Exercise input:
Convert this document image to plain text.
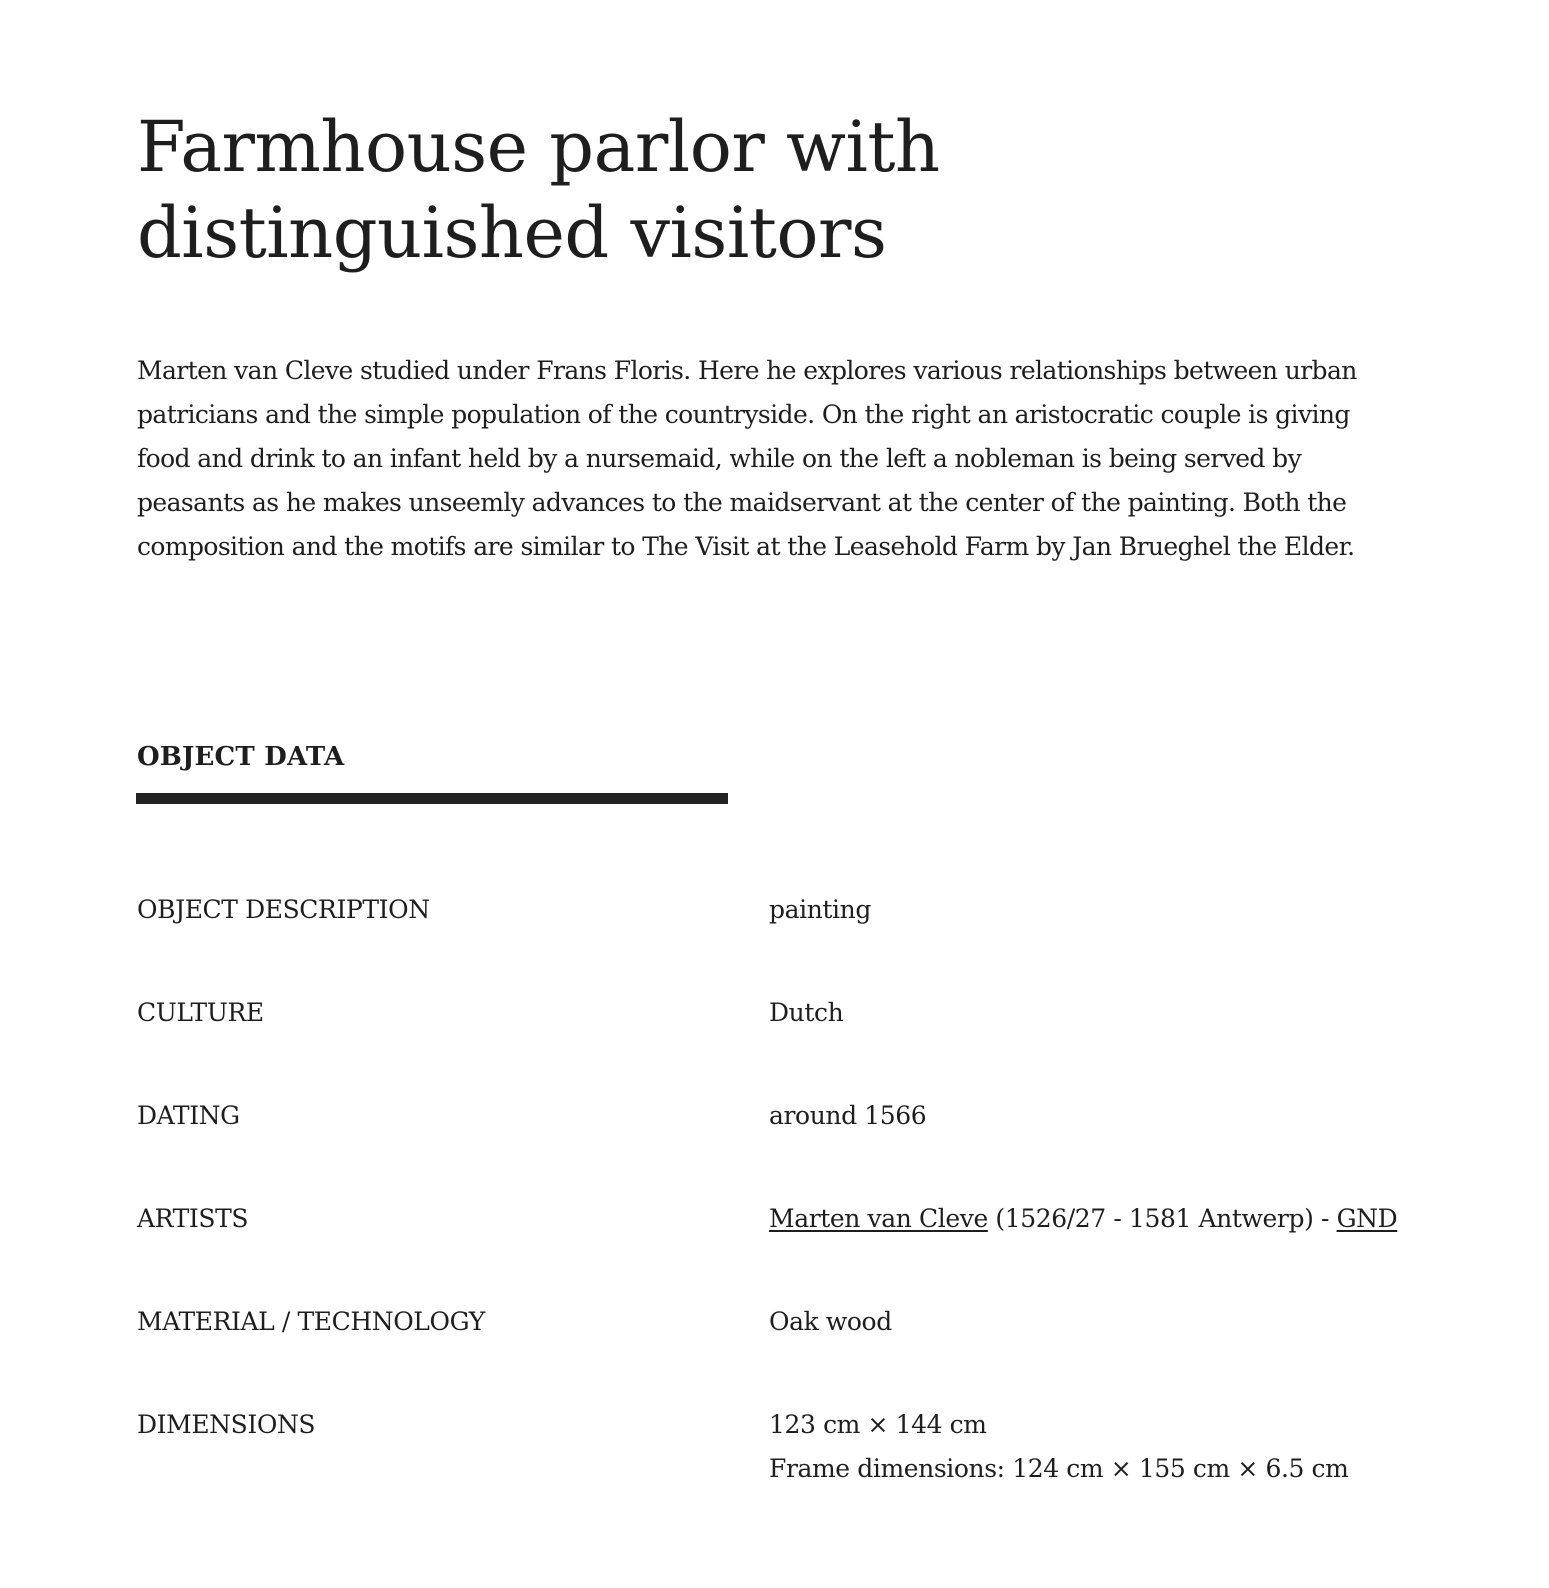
Farmhouse parlor with distinguished visitors

Marten van Cleve studied under Frans Floris. Here he explores various relationships between urban patricians and the simple population of the countryside. On the right an aristocratic couple is giving food and drink to an infant held by a nursemaid, while on the left a nobleman is being served by peasants as he makes unseemly advances to the maidservant at the center of the painting. Both the composition and the motifs are similar to The Visit at the Leasehold Farm by Jan Brueghel the Elder.

OBJECT DATA
OBJECT DESCRIPTION	painting
CULTURE	Dutch
DATING	around 1566
ARTISTS	Marten van Cleve (1526/27 - 1581 Antwerp) - GND
MATERIAL / TECHNOLOGY	Oak wood
DIMENSIONS	123 cm × 144 cm
Frame dimensions: 124 cm × 155 cm × 6.5 cm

Given task: In the records above, tally the lines where the word "Cleve" appears, and give the number and nothing else.

Written response: 2